WHAT THE TASK ASKS:
How many lines in the records below hold the string "Собрание"? Please answer with the number and nothing more.

____

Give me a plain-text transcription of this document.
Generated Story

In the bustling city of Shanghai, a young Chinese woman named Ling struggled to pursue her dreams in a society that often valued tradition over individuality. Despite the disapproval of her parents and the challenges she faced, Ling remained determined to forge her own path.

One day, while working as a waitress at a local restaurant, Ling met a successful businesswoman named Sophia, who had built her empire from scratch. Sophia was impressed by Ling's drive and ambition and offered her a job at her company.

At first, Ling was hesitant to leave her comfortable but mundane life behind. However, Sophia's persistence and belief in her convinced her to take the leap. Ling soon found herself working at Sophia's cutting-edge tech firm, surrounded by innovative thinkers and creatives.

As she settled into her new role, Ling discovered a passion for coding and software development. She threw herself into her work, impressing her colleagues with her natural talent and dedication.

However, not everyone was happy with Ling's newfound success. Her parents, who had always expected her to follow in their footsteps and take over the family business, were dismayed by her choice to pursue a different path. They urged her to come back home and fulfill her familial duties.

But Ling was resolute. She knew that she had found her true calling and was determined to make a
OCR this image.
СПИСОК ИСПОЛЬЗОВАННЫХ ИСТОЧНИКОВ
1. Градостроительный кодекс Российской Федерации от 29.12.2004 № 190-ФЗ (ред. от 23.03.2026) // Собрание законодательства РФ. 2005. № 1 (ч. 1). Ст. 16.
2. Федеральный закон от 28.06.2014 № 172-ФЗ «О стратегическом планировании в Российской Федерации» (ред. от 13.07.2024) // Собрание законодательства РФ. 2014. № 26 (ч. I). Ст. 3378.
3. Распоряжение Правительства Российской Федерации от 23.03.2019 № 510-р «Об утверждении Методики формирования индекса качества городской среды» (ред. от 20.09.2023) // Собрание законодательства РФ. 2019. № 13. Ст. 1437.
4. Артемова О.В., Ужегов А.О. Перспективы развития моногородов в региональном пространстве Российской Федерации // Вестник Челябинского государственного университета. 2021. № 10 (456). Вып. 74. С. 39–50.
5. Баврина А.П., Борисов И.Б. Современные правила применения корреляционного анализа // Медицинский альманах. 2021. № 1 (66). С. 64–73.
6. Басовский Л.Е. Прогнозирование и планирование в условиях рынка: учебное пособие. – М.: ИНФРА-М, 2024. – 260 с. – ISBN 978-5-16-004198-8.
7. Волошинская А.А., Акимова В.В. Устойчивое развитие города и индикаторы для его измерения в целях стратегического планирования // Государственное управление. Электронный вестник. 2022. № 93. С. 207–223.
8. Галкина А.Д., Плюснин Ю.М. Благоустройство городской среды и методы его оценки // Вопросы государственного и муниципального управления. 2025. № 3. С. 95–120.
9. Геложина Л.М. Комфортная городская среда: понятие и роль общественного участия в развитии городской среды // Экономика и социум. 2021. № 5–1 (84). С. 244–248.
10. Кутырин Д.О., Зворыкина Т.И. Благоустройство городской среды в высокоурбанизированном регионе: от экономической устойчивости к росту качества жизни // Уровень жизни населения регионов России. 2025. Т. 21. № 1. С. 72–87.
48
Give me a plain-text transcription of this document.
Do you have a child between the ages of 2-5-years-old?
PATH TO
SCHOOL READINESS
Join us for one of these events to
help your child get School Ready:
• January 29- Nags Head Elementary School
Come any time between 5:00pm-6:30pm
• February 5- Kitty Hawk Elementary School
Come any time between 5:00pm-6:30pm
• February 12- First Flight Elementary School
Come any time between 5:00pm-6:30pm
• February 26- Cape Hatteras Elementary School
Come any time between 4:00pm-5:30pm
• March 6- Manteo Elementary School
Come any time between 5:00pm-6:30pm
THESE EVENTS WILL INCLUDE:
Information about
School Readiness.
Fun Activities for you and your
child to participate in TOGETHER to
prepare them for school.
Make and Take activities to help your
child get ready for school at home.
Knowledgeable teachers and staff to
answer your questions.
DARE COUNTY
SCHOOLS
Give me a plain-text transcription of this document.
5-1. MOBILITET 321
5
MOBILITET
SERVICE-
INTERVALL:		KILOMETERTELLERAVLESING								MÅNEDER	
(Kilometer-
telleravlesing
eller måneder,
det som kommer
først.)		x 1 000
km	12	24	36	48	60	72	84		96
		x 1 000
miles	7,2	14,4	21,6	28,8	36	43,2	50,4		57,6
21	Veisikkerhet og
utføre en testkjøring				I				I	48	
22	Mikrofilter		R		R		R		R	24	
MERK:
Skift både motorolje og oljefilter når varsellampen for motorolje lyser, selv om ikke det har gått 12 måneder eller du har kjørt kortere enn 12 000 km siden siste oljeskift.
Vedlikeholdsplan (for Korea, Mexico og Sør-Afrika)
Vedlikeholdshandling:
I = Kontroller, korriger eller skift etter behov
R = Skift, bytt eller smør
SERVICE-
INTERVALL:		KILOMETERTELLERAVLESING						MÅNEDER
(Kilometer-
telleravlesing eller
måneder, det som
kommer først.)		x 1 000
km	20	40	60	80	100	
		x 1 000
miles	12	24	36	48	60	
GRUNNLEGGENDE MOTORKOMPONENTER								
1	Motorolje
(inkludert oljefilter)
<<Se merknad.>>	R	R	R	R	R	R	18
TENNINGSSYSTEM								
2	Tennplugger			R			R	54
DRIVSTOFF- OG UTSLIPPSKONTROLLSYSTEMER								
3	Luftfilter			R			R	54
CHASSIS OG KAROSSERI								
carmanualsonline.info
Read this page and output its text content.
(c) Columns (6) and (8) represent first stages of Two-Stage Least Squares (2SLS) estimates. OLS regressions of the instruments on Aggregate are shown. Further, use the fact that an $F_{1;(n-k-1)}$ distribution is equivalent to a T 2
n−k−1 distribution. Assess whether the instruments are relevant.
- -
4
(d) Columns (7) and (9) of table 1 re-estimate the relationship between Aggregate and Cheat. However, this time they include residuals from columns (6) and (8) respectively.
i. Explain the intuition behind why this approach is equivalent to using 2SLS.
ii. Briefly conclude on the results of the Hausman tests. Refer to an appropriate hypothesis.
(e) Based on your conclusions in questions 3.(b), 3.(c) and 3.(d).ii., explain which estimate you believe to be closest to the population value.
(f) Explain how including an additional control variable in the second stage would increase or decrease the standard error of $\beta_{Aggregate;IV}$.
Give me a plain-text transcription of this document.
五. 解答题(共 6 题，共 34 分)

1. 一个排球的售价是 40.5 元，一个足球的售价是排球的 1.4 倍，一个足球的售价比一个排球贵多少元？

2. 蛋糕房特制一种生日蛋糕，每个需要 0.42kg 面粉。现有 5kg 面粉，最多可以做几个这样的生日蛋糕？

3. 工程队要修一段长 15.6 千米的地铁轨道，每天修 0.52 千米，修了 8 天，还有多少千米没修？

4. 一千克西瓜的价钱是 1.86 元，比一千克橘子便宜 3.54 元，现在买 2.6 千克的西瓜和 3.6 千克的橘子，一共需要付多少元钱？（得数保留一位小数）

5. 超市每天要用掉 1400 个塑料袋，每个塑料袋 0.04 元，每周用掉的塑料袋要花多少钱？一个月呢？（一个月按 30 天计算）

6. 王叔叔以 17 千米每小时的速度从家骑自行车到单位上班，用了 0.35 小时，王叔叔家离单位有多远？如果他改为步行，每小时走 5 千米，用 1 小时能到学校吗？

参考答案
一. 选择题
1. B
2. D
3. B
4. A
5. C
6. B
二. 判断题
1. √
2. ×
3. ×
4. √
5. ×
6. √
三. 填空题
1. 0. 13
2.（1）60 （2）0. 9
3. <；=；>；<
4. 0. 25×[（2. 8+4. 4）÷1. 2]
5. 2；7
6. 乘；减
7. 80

____

EXPECTED OUTPUT:
3